◆ **Aim of the task**: Where does the string "houses" appear in the records? Copy every line that contains it.

--- Data excerpts ---

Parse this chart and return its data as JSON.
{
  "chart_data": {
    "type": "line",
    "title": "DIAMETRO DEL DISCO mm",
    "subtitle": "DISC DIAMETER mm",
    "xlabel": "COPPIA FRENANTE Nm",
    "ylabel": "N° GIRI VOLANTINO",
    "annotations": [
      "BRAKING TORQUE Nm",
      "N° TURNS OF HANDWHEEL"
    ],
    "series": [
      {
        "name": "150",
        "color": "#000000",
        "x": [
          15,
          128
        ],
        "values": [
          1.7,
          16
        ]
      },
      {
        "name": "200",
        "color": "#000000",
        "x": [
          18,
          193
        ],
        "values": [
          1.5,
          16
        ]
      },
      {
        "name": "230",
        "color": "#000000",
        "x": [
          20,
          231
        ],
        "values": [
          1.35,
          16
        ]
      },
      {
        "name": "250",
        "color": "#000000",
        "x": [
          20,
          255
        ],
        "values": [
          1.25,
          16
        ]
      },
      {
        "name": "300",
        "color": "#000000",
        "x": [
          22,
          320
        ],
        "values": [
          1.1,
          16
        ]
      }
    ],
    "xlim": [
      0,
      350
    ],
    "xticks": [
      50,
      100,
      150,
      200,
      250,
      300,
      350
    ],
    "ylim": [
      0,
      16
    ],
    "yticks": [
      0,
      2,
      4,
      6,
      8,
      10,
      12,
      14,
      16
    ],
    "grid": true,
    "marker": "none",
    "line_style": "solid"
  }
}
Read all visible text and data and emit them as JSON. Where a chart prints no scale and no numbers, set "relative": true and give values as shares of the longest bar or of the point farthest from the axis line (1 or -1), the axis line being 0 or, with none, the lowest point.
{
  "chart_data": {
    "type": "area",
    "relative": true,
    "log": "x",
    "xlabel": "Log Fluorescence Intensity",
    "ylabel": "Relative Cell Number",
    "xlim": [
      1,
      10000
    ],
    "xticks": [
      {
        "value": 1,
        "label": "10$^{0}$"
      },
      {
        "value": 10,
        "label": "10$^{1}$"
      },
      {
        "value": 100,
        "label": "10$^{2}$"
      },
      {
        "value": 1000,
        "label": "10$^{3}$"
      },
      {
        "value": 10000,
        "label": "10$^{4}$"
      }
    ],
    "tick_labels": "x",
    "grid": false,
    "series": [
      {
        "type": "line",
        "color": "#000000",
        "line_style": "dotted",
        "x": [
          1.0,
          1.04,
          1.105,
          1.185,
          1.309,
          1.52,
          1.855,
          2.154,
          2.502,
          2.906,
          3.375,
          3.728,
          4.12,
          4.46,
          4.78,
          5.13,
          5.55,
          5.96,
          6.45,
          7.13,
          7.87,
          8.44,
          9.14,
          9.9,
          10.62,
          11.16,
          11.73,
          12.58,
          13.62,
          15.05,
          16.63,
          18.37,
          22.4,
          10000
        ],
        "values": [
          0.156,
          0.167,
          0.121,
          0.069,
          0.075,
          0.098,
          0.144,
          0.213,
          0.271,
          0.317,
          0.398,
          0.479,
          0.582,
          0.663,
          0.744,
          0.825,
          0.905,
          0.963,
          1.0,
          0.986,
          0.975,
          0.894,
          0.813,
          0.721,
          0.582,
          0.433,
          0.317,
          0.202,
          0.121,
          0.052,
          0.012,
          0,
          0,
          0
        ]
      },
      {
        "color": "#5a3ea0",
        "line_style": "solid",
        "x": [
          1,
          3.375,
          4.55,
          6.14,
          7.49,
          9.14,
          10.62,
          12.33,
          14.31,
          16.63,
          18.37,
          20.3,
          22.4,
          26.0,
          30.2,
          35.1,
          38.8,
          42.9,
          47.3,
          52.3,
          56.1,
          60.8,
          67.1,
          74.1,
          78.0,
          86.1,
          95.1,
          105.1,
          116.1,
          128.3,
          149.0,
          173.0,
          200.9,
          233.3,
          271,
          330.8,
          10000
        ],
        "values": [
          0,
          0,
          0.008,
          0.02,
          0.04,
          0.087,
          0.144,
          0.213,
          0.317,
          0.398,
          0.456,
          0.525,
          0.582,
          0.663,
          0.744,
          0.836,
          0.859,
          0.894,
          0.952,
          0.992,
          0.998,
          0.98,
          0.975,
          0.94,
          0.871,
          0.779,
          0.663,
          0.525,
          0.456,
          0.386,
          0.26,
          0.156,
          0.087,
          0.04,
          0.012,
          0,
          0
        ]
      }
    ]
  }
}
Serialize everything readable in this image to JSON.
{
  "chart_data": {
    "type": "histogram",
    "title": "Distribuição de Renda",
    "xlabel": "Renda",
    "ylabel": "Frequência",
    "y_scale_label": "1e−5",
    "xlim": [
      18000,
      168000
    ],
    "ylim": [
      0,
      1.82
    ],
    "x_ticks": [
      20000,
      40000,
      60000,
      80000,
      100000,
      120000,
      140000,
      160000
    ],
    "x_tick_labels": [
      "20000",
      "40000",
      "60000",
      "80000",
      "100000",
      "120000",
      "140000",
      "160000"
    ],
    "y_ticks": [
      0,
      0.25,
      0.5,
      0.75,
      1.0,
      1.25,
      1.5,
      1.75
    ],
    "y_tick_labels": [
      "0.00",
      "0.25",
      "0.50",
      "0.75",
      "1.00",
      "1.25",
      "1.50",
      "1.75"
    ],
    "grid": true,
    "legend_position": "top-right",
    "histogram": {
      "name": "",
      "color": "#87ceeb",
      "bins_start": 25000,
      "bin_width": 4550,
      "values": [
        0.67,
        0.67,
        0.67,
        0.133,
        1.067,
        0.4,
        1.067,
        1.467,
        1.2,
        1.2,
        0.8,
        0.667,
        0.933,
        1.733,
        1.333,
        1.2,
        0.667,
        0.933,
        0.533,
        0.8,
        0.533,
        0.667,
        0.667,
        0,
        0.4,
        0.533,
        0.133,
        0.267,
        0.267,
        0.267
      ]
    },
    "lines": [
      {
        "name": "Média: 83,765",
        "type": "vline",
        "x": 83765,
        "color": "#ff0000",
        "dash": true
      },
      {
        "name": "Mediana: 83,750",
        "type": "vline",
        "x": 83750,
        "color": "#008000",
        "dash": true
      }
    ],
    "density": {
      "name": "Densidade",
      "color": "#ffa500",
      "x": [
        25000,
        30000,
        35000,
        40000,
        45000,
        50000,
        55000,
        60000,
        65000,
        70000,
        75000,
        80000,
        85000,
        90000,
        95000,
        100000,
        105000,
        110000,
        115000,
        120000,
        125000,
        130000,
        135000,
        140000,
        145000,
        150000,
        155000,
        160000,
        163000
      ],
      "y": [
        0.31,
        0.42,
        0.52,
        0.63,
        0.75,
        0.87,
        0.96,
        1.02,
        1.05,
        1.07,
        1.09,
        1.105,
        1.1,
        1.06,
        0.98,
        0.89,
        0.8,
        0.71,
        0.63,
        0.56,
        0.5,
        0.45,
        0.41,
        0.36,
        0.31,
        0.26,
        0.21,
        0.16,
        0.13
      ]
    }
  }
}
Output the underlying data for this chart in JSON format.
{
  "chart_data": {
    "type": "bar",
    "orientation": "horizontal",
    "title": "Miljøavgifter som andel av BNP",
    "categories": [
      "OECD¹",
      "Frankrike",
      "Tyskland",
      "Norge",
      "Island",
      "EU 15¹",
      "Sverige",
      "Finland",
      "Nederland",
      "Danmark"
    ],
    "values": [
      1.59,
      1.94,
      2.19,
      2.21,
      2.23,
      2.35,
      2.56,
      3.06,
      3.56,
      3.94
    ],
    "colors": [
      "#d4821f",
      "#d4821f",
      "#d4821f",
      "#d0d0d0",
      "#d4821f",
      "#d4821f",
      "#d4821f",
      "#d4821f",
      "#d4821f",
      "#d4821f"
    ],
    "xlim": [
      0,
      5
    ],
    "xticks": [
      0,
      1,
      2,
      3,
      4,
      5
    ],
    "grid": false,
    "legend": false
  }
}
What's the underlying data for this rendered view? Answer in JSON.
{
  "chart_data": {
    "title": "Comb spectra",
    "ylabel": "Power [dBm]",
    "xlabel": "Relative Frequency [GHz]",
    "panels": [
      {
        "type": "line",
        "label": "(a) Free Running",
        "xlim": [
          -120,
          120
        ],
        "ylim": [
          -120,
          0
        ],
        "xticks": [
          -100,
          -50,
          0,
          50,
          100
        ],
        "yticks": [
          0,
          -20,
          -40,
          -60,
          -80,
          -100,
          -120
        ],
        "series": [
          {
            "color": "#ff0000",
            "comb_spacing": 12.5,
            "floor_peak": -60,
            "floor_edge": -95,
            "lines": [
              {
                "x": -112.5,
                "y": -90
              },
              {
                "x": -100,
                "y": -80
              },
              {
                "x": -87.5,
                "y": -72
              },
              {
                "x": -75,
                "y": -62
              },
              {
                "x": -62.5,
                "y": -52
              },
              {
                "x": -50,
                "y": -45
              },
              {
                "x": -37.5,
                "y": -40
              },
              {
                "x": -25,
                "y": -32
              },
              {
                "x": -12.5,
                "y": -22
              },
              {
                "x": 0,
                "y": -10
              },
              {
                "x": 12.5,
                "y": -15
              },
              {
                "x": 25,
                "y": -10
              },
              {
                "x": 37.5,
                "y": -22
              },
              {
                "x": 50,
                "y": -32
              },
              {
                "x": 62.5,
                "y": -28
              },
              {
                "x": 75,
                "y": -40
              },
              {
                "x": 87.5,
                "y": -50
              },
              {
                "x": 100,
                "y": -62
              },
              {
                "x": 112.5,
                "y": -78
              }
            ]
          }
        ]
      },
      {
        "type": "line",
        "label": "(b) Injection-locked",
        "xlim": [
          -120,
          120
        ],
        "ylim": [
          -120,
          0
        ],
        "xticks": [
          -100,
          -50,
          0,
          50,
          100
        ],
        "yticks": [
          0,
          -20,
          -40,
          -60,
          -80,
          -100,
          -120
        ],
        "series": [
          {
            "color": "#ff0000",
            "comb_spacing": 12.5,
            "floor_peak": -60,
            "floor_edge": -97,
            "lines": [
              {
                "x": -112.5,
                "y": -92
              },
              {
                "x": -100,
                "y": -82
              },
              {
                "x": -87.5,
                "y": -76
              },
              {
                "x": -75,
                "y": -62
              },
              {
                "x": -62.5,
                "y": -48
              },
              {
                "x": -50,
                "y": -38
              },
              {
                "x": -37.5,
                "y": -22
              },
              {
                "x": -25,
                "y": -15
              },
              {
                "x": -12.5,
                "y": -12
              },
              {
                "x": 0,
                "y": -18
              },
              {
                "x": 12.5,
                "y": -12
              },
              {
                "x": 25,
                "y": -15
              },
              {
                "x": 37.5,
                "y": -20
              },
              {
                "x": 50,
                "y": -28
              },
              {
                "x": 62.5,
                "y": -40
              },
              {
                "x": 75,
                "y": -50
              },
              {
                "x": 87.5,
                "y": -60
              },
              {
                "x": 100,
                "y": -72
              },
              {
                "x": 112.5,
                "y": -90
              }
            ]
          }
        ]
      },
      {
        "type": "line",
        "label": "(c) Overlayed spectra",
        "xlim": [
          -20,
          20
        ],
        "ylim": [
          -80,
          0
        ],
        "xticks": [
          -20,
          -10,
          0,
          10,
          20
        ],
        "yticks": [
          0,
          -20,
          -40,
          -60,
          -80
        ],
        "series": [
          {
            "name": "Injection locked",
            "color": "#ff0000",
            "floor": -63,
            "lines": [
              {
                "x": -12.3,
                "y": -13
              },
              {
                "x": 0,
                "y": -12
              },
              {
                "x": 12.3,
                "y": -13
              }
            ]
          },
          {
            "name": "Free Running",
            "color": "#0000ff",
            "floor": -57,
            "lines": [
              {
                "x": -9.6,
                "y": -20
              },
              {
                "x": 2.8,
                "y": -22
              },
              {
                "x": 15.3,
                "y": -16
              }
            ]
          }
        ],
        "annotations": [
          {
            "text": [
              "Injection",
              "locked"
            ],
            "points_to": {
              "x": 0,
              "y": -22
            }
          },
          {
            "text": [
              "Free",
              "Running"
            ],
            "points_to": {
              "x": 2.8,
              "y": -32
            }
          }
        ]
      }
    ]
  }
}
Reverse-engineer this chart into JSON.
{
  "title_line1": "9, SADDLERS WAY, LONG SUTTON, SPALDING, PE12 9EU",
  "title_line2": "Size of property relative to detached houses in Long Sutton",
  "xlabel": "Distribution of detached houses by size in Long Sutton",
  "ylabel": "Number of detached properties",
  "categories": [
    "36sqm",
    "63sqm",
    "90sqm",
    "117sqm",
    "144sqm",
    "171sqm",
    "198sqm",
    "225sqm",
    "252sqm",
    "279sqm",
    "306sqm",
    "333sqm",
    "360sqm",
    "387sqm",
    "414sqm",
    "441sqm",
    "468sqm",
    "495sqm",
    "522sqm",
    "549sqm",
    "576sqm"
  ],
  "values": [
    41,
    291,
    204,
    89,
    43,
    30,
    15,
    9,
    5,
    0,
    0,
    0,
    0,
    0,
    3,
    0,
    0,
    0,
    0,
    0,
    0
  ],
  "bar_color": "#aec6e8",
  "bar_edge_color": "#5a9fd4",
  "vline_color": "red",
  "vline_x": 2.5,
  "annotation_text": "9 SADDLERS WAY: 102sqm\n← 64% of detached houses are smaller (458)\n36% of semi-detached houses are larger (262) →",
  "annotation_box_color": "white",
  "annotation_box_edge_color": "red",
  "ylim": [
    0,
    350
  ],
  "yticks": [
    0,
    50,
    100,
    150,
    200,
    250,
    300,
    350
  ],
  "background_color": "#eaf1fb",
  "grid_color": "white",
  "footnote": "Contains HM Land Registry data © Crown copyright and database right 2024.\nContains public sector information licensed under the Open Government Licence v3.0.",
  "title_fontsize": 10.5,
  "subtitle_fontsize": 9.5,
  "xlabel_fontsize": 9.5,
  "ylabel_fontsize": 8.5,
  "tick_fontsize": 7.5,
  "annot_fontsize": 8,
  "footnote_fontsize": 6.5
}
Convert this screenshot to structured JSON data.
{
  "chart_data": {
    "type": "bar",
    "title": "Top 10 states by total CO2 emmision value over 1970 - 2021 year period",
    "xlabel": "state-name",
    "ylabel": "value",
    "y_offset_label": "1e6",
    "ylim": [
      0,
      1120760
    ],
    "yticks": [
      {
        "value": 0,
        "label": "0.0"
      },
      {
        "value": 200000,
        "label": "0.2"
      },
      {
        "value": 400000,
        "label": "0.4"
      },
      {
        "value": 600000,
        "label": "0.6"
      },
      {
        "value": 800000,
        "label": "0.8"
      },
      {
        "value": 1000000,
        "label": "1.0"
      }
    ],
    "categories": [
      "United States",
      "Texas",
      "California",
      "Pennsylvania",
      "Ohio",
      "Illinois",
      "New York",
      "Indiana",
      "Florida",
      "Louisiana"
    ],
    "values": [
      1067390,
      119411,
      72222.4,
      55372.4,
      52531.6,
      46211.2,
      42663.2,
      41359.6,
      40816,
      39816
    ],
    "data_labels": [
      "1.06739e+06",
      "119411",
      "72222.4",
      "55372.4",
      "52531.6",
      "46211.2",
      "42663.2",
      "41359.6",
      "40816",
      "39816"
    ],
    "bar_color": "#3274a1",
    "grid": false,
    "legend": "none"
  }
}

---

◆ **Exercise response**:
  "title_line2": "Size of property relative to detached houses in Long Sutton",
  "xlabel": "Distribution of detached houses by size in Long Sutton",
  "annotation_text": "9 SADDLERS WAY: 102sqm\n← 64% of detached houses are smaller (458)\n36% of semi-detached houses are larger (262) →",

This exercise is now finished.